Directive – Find how many lines hold the word "Special". Give only the number.

Data listing:
☆ ☆ ☆

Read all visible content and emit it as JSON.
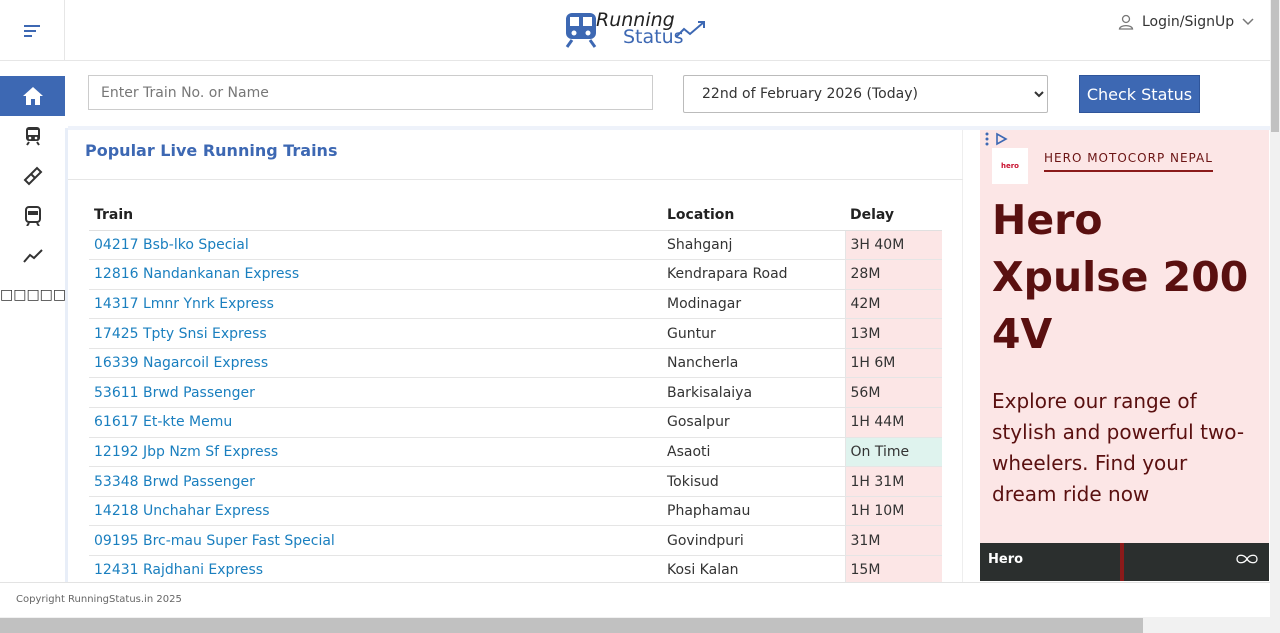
{
  "header": {
    "logo_line1": "Running",
    "logo_line2": "Status",
    "login_label": "Login/SignUp"
  },
  "sidebar": {
    "items": [
      {
        "icon": "home-icon",
        "active": true
      },
      {
        "icon": "train-icon",
        "active": false
      },
      {
        "icon": "ticket-icon",
        "active": false
      },
      {
        "icon": "metro-icon",
        "active": false
      },
      {
        "icon": "trend-icon",
        "active": false
      }
    ],
    "glyph_row": "□□□□□□"
  },
  "search": {
    "placeholder": "Enter Train No. or Name",
    "date_selected": "22nd of February 2026 (Today)",
    "button_label": "Check Status"
  },
  "popular": {
    "title": "Popular Live Running Trains",
    "columns": [
      "Train",
      "Location",
      "Delay"
    ],
    "rows": [
      {
        "train": "04217 Bsb-lko Special",
        "location": "Shahganj",
        "delay": "3H 40M",
        "status": "late"
      },
      {
        "train": "12816 Nandankanan Express",
        "location": "Kendrapara Road",
        "delay": "28M",
        "status": "late"
      },
      {
        "train": "14317 Lmnr Ynrk Express",
        "location": "Modinagar",
        "delay": "42M",
        "status": "late"
      },
      {
        "train": "17425 Tpty Snsi Express",
        "location": "Guntur",
        "delay": "13M",
        "status": "late"
      },
      {
        "train": "16339 Nagarcoil Express",
        "location": "Nancherla",
        "delay": "1H 6M",
        "status": "late"
      },
      {
        "train": "53611 Brwd Passenger",
        "location": "Barkisalaiya",
        "delay": "56M",
        "status": "late"
      },
      {
        "train": "61617 Et-kte Memu",
        "location": "Gosalpur",
        "delay": "1H 44M",
        "status": "late"
      },
      {
        "train": "12192 Jbp Nzm Sf Express",
        "location": "Asaoti",
        "delay": "On Time",
        "status": "ontime"
      },
      {
        "train": "53348 Brwd Passenger",
        "location": "Tokisud",
        "delay": "1H 31M",
        "status": "late"
      },
      {
        "train": "14218 Unchahar Express",
        "location": "Phaphamau",
        "delay": "1H 10M",
        "status": "late"
      },
      {
        "train": "09195 Brc-mau Super Fast Special",
        "location": "Govindpuri",
        "delay": "31M",
        "status": "late"
      },
      {
        "train": "12431 Rajdhani Express",
        "location": "Kosi Kalan",
        "delay": "15M",
        "status": "late"
      }
    ]
  },
  "ad": {
    "logo_text": "hero",
    "brand": "HERO MOTOCORP NEPAL",
    "headline": "Hero Xpulse 200 4V",
    "body": "Explore our range of stylish and powerful two-wheelers. Find your dream ride now",
    "image_mark": "Hero"
  },
  "footer": {
    "copyright": "Copyright RunningStatus.in 2025"
  },
  "colors": {
    "accent": "#3d68b3",
    "link": "#1a7fbf",
    "late_bg": "#fce6e6",
    "ontime_bg": "#dff3ee",
    "ad_text": "#5a1010"
  }
}
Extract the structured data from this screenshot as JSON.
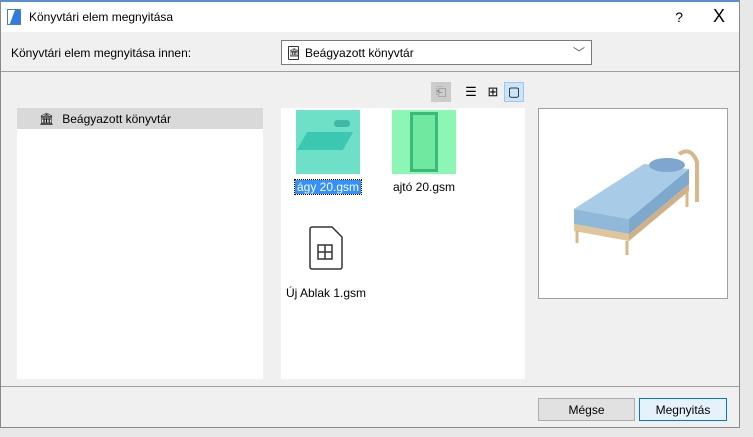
{
  "window": {
    "title": "Könyvtári elem megnyitása",
    "help": "?",
    "close": "X"
  },
  "source": {
    "label": "Könyvtári elem megnyitása innen:",
    "value": "Beágyazott könyvtár"
  },
  "tree": {
    "items": [
      {
        "label": "Beágyazott könyvtár"
      }
    ]
  },
  "files": [
    {
      "name": "ágy 20.gsm"
    },
    {
      "name": "ajtó 20.gsm"
    },
    {
      "name": "Új Ablak 1.gsm"
    }
  ],
  "buttons": {
    "cancel": "Mégse",
    "open": "Megnyitás"
  }
}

☆ ☆ ☆

Answer below – 2